GIVEN PROBLEM |
Extract every line below, verbatim.

------

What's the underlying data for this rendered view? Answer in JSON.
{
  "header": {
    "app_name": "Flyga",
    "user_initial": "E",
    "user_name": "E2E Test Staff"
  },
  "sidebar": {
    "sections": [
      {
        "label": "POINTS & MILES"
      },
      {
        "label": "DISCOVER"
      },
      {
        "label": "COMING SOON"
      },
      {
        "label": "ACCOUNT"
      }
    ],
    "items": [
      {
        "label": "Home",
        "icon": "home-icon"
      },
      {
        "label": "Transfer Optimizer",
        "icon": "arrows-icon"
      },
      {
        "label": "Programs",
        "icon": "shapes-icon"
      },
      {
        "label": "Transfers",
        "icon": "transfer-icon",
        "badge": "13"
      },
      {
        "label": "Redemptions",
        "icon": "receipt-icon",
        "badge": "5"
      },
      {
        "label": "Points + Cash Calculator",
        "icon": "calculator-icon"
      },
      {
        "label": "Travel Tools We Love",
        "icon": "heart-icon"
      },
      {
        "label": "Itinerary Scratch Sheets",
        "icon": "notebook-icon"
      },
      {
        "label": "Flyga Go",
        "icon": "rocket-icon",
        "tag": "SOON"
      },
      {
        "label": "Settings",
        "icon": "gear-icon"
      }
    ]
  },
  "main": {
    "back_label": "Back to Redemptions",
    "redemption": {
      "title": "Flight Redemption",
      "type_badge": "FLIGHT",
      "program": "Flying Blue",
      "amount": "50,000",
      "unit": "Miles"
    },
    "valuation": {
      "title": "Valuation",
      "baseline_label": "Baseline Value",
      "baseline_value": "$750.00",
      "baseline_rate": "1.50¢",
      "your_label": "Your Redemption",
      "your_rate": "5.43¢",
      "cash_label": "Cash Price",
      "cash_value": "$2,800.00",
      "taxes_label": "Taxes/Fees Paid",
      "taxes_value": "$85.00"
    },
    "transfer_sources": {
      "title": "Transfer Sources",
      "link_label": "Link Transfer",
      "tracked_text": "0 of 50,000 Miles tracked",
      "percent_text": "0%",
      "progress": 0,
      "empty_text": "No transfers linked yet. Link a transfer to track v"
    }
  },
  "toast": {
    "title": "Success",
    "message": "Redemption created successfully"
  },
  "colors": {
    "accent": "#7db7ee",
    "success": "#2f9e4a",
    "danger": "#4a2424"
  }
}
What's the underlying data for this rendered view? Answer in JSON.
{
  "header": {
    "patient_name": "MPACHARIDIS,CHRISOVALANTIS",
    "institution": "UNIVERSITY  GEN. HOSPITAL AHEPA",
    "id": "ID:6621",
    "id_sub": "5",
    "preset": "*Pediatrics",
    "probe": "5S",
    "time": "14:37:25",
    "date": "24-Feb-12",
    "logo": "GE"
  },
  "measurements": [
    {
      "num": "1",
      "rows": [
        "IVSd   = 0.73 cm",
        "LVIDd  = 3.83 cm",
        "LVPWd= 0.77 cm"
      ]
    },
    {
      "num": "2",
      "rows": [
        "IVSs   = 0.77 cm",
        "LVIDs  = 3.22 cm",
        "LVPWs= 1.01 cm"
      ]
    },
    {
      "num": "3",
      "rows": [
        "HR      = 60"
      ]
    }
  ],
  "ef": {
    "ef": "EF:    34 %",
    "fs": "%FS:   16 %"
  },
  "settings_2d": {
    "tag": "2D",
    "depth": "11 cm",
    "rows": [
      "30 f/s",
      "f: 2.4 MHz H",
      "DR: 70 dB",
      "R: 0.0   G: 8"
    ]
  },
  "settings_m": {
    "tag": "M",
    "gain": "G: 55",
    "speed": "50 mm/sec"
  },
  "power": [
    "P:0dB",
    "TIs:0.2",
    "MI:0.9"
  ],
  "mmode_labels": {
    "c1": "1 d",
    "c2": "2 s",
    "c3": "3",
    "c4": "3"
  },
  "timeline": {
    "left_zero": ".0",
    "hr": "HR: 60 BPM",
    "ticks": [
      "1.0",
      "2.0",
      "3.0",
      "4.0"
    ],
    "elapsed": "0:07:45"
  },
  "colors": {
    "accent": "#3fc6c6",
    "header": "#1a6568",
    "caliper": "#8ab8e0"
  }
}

------

PROBLEM SOLUTION |
What's the underlying data for this rendered view? Answer in JSON.
{
  "header": {
    "app_name": "Flyga",
    "user_initial": "E",
    "user_name": "E2E Test Staff"
  },
  "sidebar": {
    "sections": [
      {
        "label": "POINTS & MILES"
      },
      {
        "label": "DISCOVER"
      },
      {
        "label": "COMING SOON"
      },
      {
        "label": "ACCOUNT"
      }
    ],
    "items": [
      {
        "label": "Home",
        "icon": "home-icon"
      },
      {
        "label": "Transfer Optimizer",
        "icon": "arrows-icon"
      },
      {
        "label": "Programs",
        "icon": "shapes-icon"
      },
      {
        "label": "Transfers",
        "icon": "transfer-icon",
        "badge": "13"
      },
      {
        "label": "Redemptions",
        "icon": "receipt-icon",
        "badge": "5"
      },
      {
        "label": "Points + Cash Calculator",
        "icon": "calculator-icon"
      },
      {
        "label": "Travel Tools We Love",
        "icon": "heart-icon"
      },
      {
        "label": "Itinerary Scratch Sheets",
        "icon": "notebook-icon"
      },
      {
        "label": "Flyga Go",
        "icon": "rocket-icon",
        "tag": "SOON"
      },
      {
        "label": "Settings",
        "icon": "gear-icon"
      }
    ]
  },
  "main": {
    "back_label": "Back to Redemptions",
    "redemption": {
      "title": "Flight Redemption",
      "type_badge": "FLIGHT",
      "program": "Flying Blue",
      "amount": "50,000",
      "unit": "Miles"
    },
    "valuation": {
      "title": "Valuation",
      "baseline_label": "Baseline Value",
      "baseline_value": "$750.00",
      "baseline_rate": "1.50¢",
      "your_label": "Your Redemption",
      "your_rate": "5.43¢",
      "cash_label": "Cash Price",
      "cash_value": "$2,800.00",
      "taxes_label": "Taxes/Fees Paid",
      "taxes_value": "$85.00"
    },
    "transfer_sources": {
      "title": "Transfer Sources",
      "link_label": "Link Transfer",
      "tracked_text": "0 of 50,000 Miles tracked",
      "percent_text": "0%",
      "progress": 0,
      "empty_text": "No transfers linked yet. Link a transfer to track v"
    }
  },
  "toast": {
    "title": "Success",
    "message": "Redemption created successfully"
  },
  "colors": {
    "accent": "#7db7ee",
    "success": "#2f9e4a",
    "danger": "#4a2424"
  }
}
What's the underlying data for this rendered view? Answer in JSON.
{
  "header": {
    "patient_name": "MPACHARIDIS,CHRISOVALANTIS",
    "institution": "UNIVERSITY  GEN. HOSPITAL AHEPA",
    "id": "ID:6621",
    "id_sub": "5",
    "preset": "*Pediatrics",
    "probe": "5S",
    "time": "14:37:25",
    "date": "24-Feb-12",
    "logo": "GE"
  },
  "measurements": [
    {
      "num": "1",
      "rows": [
        "IVSd   = 0.73 cm",
        "LVIDd  = 3.83 cm",
        "LVPWd= 0.77 cm"
      ]
    },
    {
      "num": "2",
      "rows": [
        "IVSs   = 0.77 cm",
        "LVIDs  = 3.22 cm",
        "LVPWs= 1.01 cm"
      ]
    },
    {
      "num": "3",
      "rows": [
        "HR      = 60"
      ]
    }
  ],
  "ef": {
    "ef": "EF:    34 %",
    "fs": "%FS:   16 %"
  },
  "settings_2d": {
    "tag": "2D",
    "depth": "11 cm",
    "rows": [
      "30 f/s",
      "f: 2.4 MHz H",
      "DR: 70 dB",
      "R: 0.0   G: 8"
    ]
  },
  "settings_m": {
    "tag": "M",
    "gain": "G: 55",
    "speed": "50 mm/sec"
  },
  "power": [
    "P:0dB",
    "TIs:0.2",
    "MI:0.9"
  ],
  "mmode_labels": {
    "c1": "1 d",
    "c2": "2 s",
    "c3": "3",
    "c4": "3"
  },
  "timeline": {
    "left_zero": ".0",
    "hr": "HR: 60 BPM",
    "ticks": [
      "1.0",
      "2.0",
      "3.0",
      "4.0"
    ],
    "elapsed": "0:07:45"
  },
  "colors": {
    "accent": "#3fc6c6",
    "header": "#1a6568",
    "caliper": "#8ab8e0"
  }
}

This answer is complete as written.